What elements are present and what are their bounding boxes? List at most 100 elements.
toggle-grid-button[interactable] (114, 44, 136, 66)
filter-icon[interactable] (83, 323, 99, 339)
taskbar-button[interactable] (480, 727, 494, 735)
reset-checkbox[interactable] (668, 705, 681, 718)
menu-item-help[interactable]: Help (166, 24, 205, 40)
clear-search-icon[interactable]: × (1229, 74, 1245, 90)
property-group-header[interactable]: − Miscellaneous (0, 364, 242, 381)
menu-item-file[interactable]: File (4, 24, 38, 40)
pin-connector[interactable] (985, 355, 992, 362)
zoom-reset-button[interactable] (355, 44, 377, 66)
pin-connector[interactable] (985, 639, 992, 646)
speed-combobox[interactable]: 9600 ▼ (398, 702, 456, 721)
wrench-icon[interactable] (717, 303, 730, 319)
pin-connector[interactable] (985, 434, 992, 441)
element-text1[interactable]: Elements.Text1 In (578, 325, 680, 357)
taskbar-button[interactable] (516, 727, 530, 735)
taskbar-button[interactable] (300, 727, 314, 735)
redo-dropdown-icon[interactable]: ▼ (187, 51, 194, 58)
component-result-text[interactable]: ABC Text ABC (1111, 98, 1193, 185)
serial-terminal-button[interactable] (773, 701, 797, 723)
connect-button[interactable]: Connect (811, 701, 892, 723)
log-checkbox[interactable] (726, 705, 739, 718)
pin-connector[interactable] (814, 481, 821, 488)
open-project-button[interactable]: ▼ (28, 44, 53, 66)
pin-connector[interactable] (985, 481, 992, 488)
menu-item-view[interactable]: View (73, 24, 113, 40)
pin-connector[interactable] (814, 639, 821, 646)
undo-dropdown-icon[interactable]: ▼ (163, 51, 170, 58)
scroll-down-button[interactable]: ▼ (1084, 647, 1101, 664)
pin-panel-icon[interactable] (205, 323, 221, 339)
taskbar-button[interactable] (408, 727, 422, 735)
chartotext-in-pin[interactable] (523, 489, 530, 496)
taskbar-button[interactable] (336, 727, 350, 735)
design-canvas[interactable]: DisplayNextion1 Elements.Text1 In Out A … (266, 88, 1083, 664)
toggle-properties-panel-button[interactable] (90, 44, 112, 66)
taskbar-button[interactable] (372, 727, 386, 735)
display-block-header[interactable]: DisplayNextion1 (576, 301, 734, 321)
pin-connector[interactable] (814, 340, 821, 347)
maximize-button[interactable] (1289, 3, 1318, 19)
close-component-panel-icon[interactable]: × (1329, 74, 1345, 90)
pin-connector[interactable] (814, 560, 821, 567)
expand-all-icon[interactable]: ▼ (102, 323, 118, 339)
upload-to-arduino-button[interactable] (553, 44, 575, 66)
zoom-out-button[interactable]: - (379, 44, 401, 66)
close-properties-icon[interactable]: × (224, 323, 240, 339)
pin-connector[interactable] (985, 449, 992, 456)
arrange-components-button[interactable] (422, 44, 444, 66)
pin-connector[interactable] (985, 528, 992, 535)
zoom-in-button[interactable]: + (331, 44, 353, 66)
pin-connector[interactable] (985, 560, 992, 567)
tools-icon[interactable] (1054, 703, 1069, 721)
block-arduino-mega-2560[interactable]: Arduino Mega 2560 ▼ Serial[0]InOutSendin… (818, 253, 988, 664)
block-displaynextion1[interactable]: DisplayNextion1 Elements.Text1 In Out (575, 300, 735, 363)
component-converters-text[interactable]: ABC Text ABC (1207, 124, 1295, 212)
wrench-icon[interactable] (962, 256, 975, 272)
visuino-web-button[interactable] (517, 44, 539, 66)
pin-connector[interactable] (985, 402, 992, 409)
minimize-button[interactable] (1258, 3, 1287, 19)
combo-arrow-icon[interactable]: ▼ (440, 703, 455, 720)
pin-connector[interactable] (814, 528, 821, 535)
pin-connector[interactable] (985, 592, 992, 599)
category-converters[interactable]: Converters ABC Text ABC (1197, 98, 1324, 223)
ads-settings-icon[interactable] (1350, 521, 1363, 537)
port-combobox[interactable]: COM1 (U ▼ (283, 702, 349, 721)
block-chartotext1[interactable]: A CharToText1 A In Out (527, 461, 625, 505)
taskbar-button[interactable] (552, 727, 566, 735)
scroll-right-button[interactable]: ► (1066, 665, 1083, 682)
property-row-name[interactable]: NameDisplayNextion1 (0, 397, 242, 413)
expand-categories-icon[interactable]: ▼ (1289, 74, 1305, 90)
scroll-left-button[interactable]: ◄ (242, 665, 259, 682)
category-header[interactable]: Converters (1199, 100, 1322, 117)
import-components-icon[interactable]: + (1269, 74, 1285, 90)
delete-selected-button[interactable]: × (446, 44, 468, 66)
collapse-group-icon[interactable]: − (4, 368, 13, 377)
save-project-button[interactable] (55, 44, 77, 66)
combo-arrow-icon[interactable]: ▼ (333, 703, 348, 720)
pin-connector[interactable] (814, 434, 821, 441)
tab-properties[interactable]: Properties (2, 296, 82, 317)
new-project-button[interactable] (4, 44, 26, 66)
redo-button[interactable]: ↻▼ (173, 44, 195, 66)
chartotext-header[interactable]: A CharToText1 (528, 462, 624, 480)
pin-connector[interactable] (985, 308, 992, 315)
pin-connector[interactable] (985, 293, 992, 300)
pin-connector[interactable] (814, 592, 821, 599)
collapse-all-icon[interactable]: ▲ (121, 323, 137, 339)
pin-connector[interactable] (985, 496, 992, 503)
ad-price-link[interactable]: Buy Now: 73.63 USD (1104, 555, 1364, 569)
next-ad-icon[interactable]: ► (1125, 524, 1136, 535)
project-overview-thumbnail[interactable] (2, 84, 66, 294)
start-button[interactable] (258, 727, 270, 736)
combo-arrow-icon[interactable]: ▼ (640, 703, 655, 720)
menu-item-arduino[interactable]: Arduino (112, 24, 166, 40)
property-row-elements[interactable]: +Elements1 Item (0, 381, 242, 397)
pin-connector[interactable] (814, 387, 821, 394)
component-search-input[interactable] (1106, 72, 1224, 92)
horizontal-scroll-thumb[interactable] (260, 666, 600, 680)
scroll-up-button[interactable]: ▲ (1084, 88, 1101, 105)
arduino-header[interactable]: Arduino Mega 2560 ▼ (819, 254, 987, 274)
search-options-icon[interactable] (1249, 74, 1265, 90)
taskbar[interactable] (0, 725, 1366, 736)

_EXERCISE_: Reproduce the material above line for line, with no changes.

_IN RESPONSE_:
What elements are present and what are their bounding boxes? List at most 100 elements.
toggle-grid-button[interactable] (114, 44, 136, 66)
filter-icon[interactable] (83, 323, 99, 339)
taskbar-button[interactable] (480, 727, 494, 735)
reset-checkbox[interactable] (668, 705, 681, 718)
menu-item-help[interactable]: Help (166, 24, 205, 40)
clear-search-icon[interactable]: × (1229, 74, 1245, 90)
property-group-header[interactable]: − Miscellaneous (0, 364, 242, 381)
menu-item-file[interactable]: File (4, 24, 38, 40)
pin-connector[interactable] (985, 355, 992, 362)
zoom-reset-button[interactable] (355, 44, 377, 66)
pin-connector[interactable] (985, 639, 992, 646)
speed-combobox[interactable]: 9600 ▼ (398, 702, 456, 721)
wrench-icon[interactable] (717, 303, 730, 319)
pin-connector[interactable] (985, 434, 992, 441)
element-text1[interactable]: Elements.Text1 In (578, 325, 680, 357)
taskbar-button[interactable] (516, 727, 530, 735)
taskbar-button[interactable] (300, 727, 314, 735)
redo-dropdown-icon[interactable]: ▼ (187, 51, 194, 58)
component-result-text[interactable]: ABC Text ABC (1111, 98, 1193, 185)
serial-terminal-button[interactable] (773, 701, 797, 723)
connect-button[interactable]: Connect (811, 701, 892, 723)
log-checkbox[interactable] (726, 705, 739, 718)
pin-connector[interactable] (814, 481, 821, 488)
open-project-button[interactable]: ▼ (28, 44, 53, 66)
pin-connector[interactable] (985, 481, 992, 488)
menu-item-view[interactable]: View (73, 24, 113, 40)
pin-connector[interactable] (814, 639, 821, 646)
undo-dropdown-icon[interactable]: ▼ (163, 51, 170, 58)
scroll-down-button[interactable]: ▼ (1084, 647, 1101, 664)
pin-panel-icon[interactable] (205, 323, 221, 339)
taskbar-button[interactable] (408, 727, 422, 735)
chartotext-in-pin[interactable] (523, 489, 530, 496)
taskbar-button[interactable] (336, 727, 350, 735)
design-canvas[interactable]: DisplayNextion1 Elements.Text1 In Out A … (266, 88, 1083, 664)
toggle-properties-panel-button[interactable] (90, 44, 112, 66)
taskbar-button[interactable] (372, 727, 386, 735)
display-block-header[interactable]: DisplayNextion1 (576, 301, 734, 321)
pin-connector[interactable] (814, 340, 821, 347)
maximize-button[interactable] (1289, 3, 1318, 19)
close-component-panel-icon[interactable]: × (1329, 74, 1345, 90)
pin-connector[interactable] (814, 560, 821, 567)
expand-all-icon[interactable]: ▼ (102, 323, 118, 339)
upload-to-arduino-button[interactable] (553, 44, 575, 66)
zoom-out-button[interactable]: - (379, 44, 401, 66)
close-properties-icon[interactable]: × (224, 323, 240, 339)
pin-connector[interactable] (985, 449, 992, 456)
arrange-components-button[interactable] (422, 44, 444, 66)
pin-connector[interactable] (985, 528, 992, 535)
zoom-in-button[interactable]: + (331, 44, 353, 66)
pin-connector[interactable] (985, 560, 992, 567)
tools-icon[interactable] (1054, 703, 1069, 721)
block-arduino-mega-2560[interactable]: Arduino Mega 2560 ▼ Serial[0]InOutSendin… (818, 253, 988, 664)
block-displaynextion1[interactable]: DisplayNextion1 Elements.Text1 In Out (575, 300, 735, 363)
component-converters-text[interactable]: ABC Text ABC (1207, 124, 1295, 212)
wrench-icon[interactable] (962, 256, 975, 272)
visuino-web-button[interactable] (517, 44, 539, 66)
pin-connector[interactable] (985, 402, 992, 409)
minimize-button[interactable] (1258, 3, 1287, 19)
combo-arrow-icon[interactable]: ▼ (440, 703, 455, 720)
pin-connector[interactable] (814, 528, 821, 535)
pin-connector[interactable] (985, 592, 992, 599)
category-converters[interactable]: Converters ABC Text ABC (1197, 98, 1324, 223)
ads-settings-icon[interactable] (1350, 521, 1363, 537)
port-combobox[interactable]: COM1 (U ▼ (283, 702, 349, 721)
block-chartotext1[interactable]: A CharToText1 A In Out (527, 461, 625, 505)
taskbar-button[interactable] (552, 727, 566, 735)
scroll-right-button[interactable]: ► (1066, 665, 1083, 682)
property-row-name[interactable]: NameDisplayNextion1 (0, 397, 242, 413)
expand-categories-icon[interactable]: ▼ (1289, 74, 1305, 90)
scroll-left-button[interactable]: ◄ (242, 665, 259, 682)
category-header[interactable]: Converters (1199, 100, 1322, 117)
import-components-icon[interactable]: + (1269, 74, 1285, 90)
delete-selected-button[interactable]: × (446, 44, 468, 66)
collapse-group-icon[interactable]: − (4, 368, 13, 377)
save-project-button[interactable] (55, 44, 77, 66)
combo-arrow-icon[interactable]: ▼ (333, 703, 348, 720)
pin-connector[interactable] (814, 434, 821, 441)
tab-properties[interactable]: Properties (2, 296, 82, 317)
new-project-button[interactable] (4, 44, 26, 66)
redo-button[interactable]: ↻▼ (173, 44, 195, 66)
chartotext-header[interactable]: A CharToText1 (528, 462, 624, 480)
pin-connector[interactable] (985, 308, 992, 315)
pin-connector[interactable] (985, 293, 992, 300)
pin-connector[interactable] (814, 592, 821, 599)
collapse-all-icon[interactable]: ▲ (121, 323, 137, 339)
pin-connector[interactable] (985, 496, 992, 503)
ad-price-link[interactable]: Buy Now: 73.63 USD (1104, 555, 1364, 569)
next-ad-icon[interactable]: ► (1125, 524, 1136, 535)
project-overview-thumbnail[interactable] (2, 84, 66, 294)
start-button[interactable] (258, 727, 270, 736)
combo-arrow-icon[interactable]: ▼ (640, 703, 655, 720)
menu-item-arduino[interactable]: Arduino (112, 24, 166, 40)
property-row-elements[interactable]: +Elements1 Item (0, 381, 242, 397)
pin-connector[interactable] (814, 387, 821, 394)
component-search-input[interactable] (1106, 72, 1224, 92)
horizontal-scroll-thumb[interactable] (260, 666, 600, 680)
scroll-up-button[interactable]: ▲ (1084, 88, 1101, 105)
arduino-header[interactable]: Arduino Mega 2560 ▼ (819, 254, 987, 274)
search-options-icon[interactable] (1249, 74, 1265, 90)
taskbar[interactable] (0, 725, 1366, 736)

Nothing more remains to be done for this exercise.